═══ Records for processing

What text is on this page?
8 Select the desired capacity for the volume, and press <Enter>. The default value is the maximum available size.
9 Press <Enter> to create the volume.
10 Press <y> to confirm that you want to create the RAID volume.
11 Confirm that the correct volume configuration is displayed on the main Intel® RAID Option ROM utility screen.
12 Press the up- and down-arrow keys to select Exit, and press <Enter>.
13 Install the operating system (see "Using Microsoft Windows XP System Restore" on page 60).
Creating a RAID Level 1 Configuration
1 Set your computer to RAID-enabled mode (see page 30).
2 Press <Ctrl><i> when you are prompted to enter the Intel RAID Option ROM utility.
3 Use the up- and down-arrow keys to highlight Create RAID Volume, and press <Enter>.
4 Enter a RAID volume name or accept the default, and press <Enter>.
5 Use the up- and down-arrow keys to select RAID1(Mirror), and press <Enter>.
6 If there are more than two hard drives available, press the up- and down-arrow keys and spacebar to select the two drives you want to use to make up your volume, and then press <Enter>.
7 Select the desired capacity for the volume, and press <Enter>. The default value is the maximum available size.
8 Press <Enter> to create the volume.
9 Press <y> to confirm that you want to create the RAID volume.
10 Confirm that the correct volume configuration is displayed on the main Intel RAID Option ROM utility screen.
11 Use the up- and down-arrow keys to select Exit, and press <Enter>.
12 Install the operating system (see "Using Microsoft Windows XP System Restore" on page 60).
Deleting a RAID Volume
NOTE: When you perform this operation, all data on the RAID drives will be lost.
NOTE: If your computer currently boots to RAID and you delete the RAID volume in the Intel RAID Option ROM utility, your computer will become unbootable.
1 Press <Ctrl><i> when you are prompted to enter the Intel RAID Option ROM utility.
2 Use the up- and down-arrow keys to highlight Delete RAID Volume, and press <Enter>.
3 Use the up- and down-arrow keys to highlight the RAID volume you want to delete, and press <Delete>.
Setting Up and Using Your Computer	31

══════

__Instruction__
Looking at the records above, work out how many lines include the string "size". Give the number and nothing else.

__Expected answer__
2